TASK REQUIREMENTS: Write out the data again exactly, skipping every picture.

· · · · ·

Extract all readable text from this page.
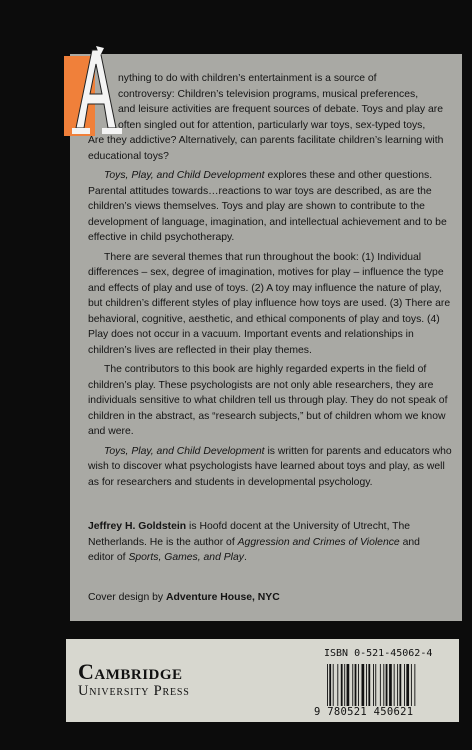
nything to do with children’s entertainment is a source of
controversy: Children’s television programs, musical preferences,
and leisure activities are frequent sources of debate. Toys and play are
often singled out for attention, particularly war toys, sex-typed toys,
Are they addictive? Alternatively, can parents facilitate children’s learning with educational toys?

Toys, Play, and Child Development explores these and other questions. Parental attitudes towards…reactions to war toys are described, as are the children’s views themselves. Toys and play are shown to contribute to the development of language, imagination, and intellectual achievement and to be effective in child psychotherapy.

There are several themes that run throughout the book: (1) Individual differences – sex, degree of imagination, motives for play – influence the type and effects of play and use of toys. (2) A toy may influence the nature of play, but children’s different styles of play influence how toys are used. (3) There are behavioral, cognitive, aesthetic, and ethical components of play and toys. (4) Play does not occur in a vacuum. Important events and relationships in children’s lives are reflected in their play themes.

The contributors to this book are highly regarded experts in the field of children’s play. These psychologists are not only able researchers, they are individuals sensitive to what children tell us through play. They do not speak of children in the abstract, as “research subjects,” but of children whom we know and were.

Toys, Play, and Child Development is written for parents and educators who wish to discover what psychologists have learned about toys and play, as well as for researchers and students in developmental psychology.

Jeffrey H. Goldstein is Hoofd docent at the University of Utrecht, The Netherlands. He is the author of Aggression and Crimes of Violence and editor of Sports, Games, and Play.
Cover design by Adventure House, NYC
Cambridge
University Press
ISBN 0-521-45062-4
9 780521 450621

· · · · ·

RESPONSE TO THE TASK:
Extract all readable text from this page.
nything to do with children’s entertainment is a source of
controversy: Children’s television programs, musical preferences,
and leisure activities are frequent sources of debate. Toys and play are
often singled out for attention, particularly war toys, sex-typed toys,
Are they addictive? Alternatively, can parents facilitate children’s learning with educational toys?

Toys, Play, and Child Development explores these and other questions. Parental attitudes towards…reactions to war toys are described, as are the children’s views themselves. Toys and play are shown to contribute to the development of language, imagination, and intellectual achievement and to be effective in child psychotherapy.

There are several themes that run throughout the book: (1) Individual differences – sex, degree of imagination, motives for play – influence the type and effects of play and use of toys. (2) A toy may influence the nature of play, but children’s different styles of play influence how toys are used. (3) There are behavioral, cognitive, aesthetic, and ethical components of play and toys. (4) Play does not occur in a vacuum. Important events and relationships in children’s lives are reflected in their play themes.

The contributors to this book are highly regarded experts in the field of children’s play. These psychologists are not only able researchers, they are individuals sensitive to what children tell us through play. They do not speak of children in the abstract, as “research subjects,” but of children whom we know and were.

Toys, Play, and Child Development is written for parents and educators who wish to discover what psychologists have learned about toys and play, as well as for researchers and students in developmental psychology.

Jeffrey H. Goldstein is Hoofd docent at the University of Utrecht, The Netherlands. He is the author of Aggression and Crimes of Violence and editor of Sports, Games, and Play.
Cover design by Adventure House, NYC
Cambridge
University Press
ISBN 0-521-45062-4
9 780521 450621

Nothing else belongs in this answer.